======== MATERIALS PROVIDED

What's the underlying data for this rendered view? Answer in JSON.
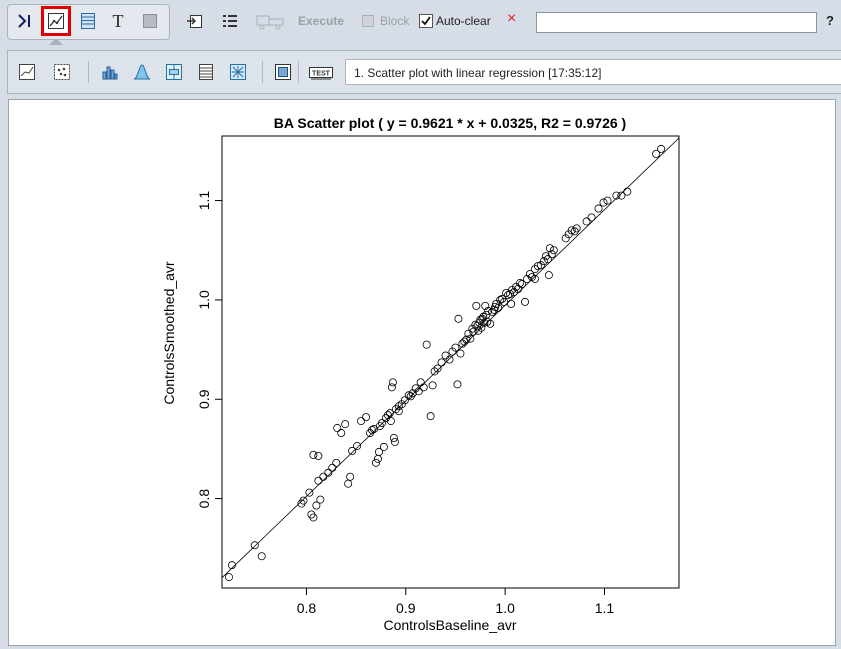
{
  "toolbar": {
    "execute_label": "Execute",
    "block_label": "Block",
    "autoclear_label": "Auto-clear",
    "autoclear_checked": true,
    "close_glyph": "×",
    "help_glyph": "?",
    "search_value": ""
  },
  "plot_toolbar": {
    "plot_selection": "1. Scatter plot with linear regression [17:35:12]"
  },
  "chart_data": {
    "type": "scatter",
    "title": "BA Scatter plot ( y = 0.9621 * x + 0.0325, R2 = 0.9726 )",
    "xlabel": "ControlsBaseline_avr",
    "ylabel": "ControlsSmoothed_avr",
    "xlim": [
      0.715,
      1.175
    ],
    "ylim": [
      0.71,
      1.165
    ],
    "x_ticks": [
      "0.8",
      "0.9",
      "1.0",
      "1.1"
    ],
    "y_ticks": [
      "0.8",
      "0.9",
      "1.0",
      "1.1"
    ],
    "regression": {
      "slope": 0.9621,
      "intercept": 0.0325
    },
    "points": [
      [
        0.722,
        0.721
      ],
      [
        0.725,
        0.733
      ],
      [
        0.748,
        0.753
      ],
      [
        0.755,
        0.742
      ],
      [
        0.795,
        0.795
      ],
      [
        0.797,
        0.798
      ],
      [
        0.803,
        0.806
      ],
      [
        0.805,
        0.784
      ],
      [
        0.807,
        0.781
      ],
      [
        0.81,
        0.793
      ],
      [
        0.812,
        0.818
      ],
      [
        0.814,
        0.799
      ],
      [
        0.817,
        0.822
      ],
      [
        0.822,
        0.826
      ],
      [
        0.826,
        0.831
      ],
      [
        0.83,
        0.836
      ],
      [
        0.807,
        0.844
      ],
      [
        0.812,
        0.843
      ],
      [
        0.831,
        0.871
      ],
      [
        0.835,
        0.866
      ],
      [
        0.839,
        0.875
      ],
      [
        0.842,
        0.815
      ],
      [
        0.844,
        0.822
      ],
      [
        0.846,
        0.848
      ],
      [
        0.851,
        0.853
      ],
      [
        0.855,
        0.878
      ],
      [
        0.86,
        0.882
      ],
      [
        0.864,
        0.866
      ],
      [
        0.866,
        0.869
      ],
      [
        0.868,
        0.87
      ],
      [
        0.87,
        0.836
      ],
      [
        0.872,
        0.84
      ],
      [
        0.873,
        0.847
      ],
      [
        0.874,
        0.873
      ],
      [
        0.876,
        0.876
      ],
      [
        0.878,
        0.852
      ],
      [
        0.88,
        0.881
      ],
      [
        0.882,
        0.884
      ],
      [
        0.884,
        0.886
      ],
      [
        0.885,
        0.878
      ],
      [
        0.886,
        0.912
      ],
      [
        0.887,
        0.917
      ],
      [
        0.888,
        0.861
      ],
      [
        0.889,
        0.857
      ],
      [
        0.89,
        0.89
      ],
      [
        0.893,
        0.893
      ],
      [
        0.896,
        0.895
      ],
      [
        0.899,
        0.899
      ],
      [
        0.903,
        0.904
      ],
      [
        0.907,
        0.906
      ],
      [
        0.91,
        0.911
      ],
      [
        0.913,
        0.908
      ],
      [
        0.918,
        0.912
      ],
      [
        0.921,
        0.955
      ],
      [
        0.925,
        0.883
      ],
      [
        0.927,
        0.914
      ],
      [
        0.929,
        0.928
      ],
      [
        0.932,
        0.931
      ],
      [
        0.936,
        0.937
      ],
      [
        0.94,
        0.944
      ],
      [
        0.944,
        0.94
      ],
      [
        0.947,
        0.948
      ],
      [
        0.95,
        0.952
      ],
      [
        0.952,
        0.915
      ],
      [
        0.953,
        0.981
      ],
      [
        0.955,
        0.946
      ],
      [
        0.957,
        0.956
      ],
      [
        0.959,
        0.958
      ],
      [
        0.961,
        0.96
      ],
      [
        0.963,
        0.966
      ],
      [
        0.965,
        0.961
      ],
      [
        0.967,
        0.971
      ],
      [
        0.968,
        0.968
      ],
      [
        0.97,
        0.975
      ],
      [
        0.971,
        0.994
      ],
      [
        0.972,
        0.974
      ],
      [
        0.973,
        0.969
      ],
      [
        0.974,
        0.977
      ],
      [
        0.975,
        0.98
      ],
      [
        0.976,
        0.972
      ],
      [
        0.977,
        0.981
      ],
      [
        0.978,
        0.983
      ],
      [
        0.979,
        0.977
      ],
      [
        0.98,
        0.994
      ],
      [
        0.981,
        0.985
      ],
      [
        0.982,
        0.978
      ],
      [
        0.983,
        0.989
      ],
      [
        0.985,
        0.976
      ],
      [
        0.987,
        0.988
      ],
      [
        0.989,
        0.99
      ],
      [
        0.99,
        0.993
      ],
      [
        0.991,
        0.996
      ],
      [
        0.993,
        0.992
      ],
      [
        0.995,
        1.0
      ],
      [
        0.997,
        1.001
      ],
      [
        0.999,
        0.998
      ],
      [
        1.001,
        1.007
      ],
      [
        1.003,
        1.005
      ],
      [
        1.005,
        1.006
      ],
      [
        1.006,
        0.996
      ],
      [
        1.007,
        1.01
      ],
      [
        1.009,
        1.008
      ],
      [
        1.011,
        1.013
      ],
      [
        1.013,
        1.011
      ],
      [
        1.015,
        1.017
      ],
      [
        1.017,
        1.016
      ],
      [
        1.02,
        0.998
      ],
      [
        1.022,
        1.021
      ],
      [
        1.025,
        1.026
      ],
      [
        1.027,
        1.023
      ],
      [
        1.03,
        1.031
      ],
      [
        1.033,
        1.034
      ],
      [
        1.036,
        1.035
      ],
      [
        1.039,
        1.039
      ],
      [
        1.041,
        1.044
      ],
      [
        1.043,
        1.041
      ],
      [
        1.045,
        1.052
      ],
      [
        1.047,
        1.046
      ],
      [
        1.049,
        1.05
      ],
      [
        1.061,
        1.062
      ],
      [
        1.064,
        1.066
      ],
      [
        1.067,
        1.07
      ],
      [
        1.07,
        1.069
      ],
      [
        1.072,
        1.072
      ],
      [
        1.082,
        1.079
      ],
      [
        1.087,
        1.083
      ],
      [
        1.094,
        1.092
      ],
      [
        1.099,
        1.098
      ],
      [
        1.103,
        1.1
      ],
      [
        1.112,
        1.105
      ],
      [
        1.117,
        1.105
      ],
      [
        1.123,
        1.109
      ],
      [
        1.152,
        1.147
      ],
      [
        1.157,
        1.152
      ],
      [
        1.044,
        1.025
      ],
      [
        1.03,
        1.021
      ],
      [
        0.893,
        0.888
      ],
      [
        0.905,
        0.903
      ],
      [
        0.915,
        0.917
      ]
    ]
  }
}
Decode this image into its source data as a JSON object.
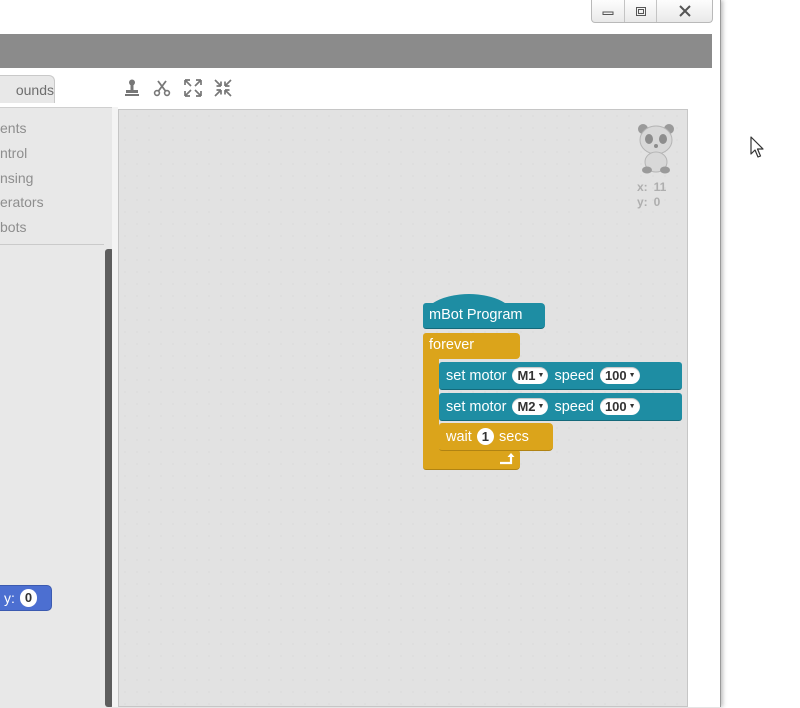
{
  "window": {
    "controls": [
      {
        "name": "minimize",
        "icon": "minimize-icon"
      },
      {
        "name": "restore",
        "icon": "restore-icon"
      },
      {
        "name": "close",
        "icon": "close-icon"
      }
    ]
  },
  "tabs": {
    "sounds_label": "ounds"
  },
  "toolbar": {
    "tools": [
      "duplicate-stamp-icon",
      "delete-scissors-icon",
      "grow-icon",
      "shrink-icon"
    ]
  },
  "palette": {
    "categories": [
      "ents",
      "ntrol",
      "nsing",
      "erators",
      "bots"
    ],
    "goto_block": {
      "label": "y:",
      "value": "0"
    }
  },
  "stage": {
    "sprite_icon": "panda-sprite-icon",
    "coords": {
      "x_label": "x:",
      "x_value": "11",
      "y_label": "y:",
      "y_value": "0"
    }
  },
  "script": {
    "hat": {
      "label": "mBot Program"
    },
    "forever": {
      "label": "forever"
    },
    "motor_blocks": [
      {
        "label": "set motor",
        "port": "M1",
        "speed_label": "speed",
        "speed": "100"
      },
      {
        "label": "set motor",
        "port": "M2",
        "speed_label": "speed",
        "speed": "100"
      }
    ],
    "wait": {
      "label": "wait",
      "value": "1",
      "unit": "secs"
    }
  },
  "colors": {
    "mbot_block": "#1e8da3",
    "control_block": "#dba41b",
    "motion_block": "#4c6fd1",
    "stage_bg": "#e2e2e2",
    "menubar": "#8b8b8b"
  }
}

================

> _THE PROBLEM_
Identify the lines above with the word "this". Copy them.

> _THE RESULT_
What's the underlying data for this rendered view? Answer in JSON.
Decode this image into its source data as a JSON object.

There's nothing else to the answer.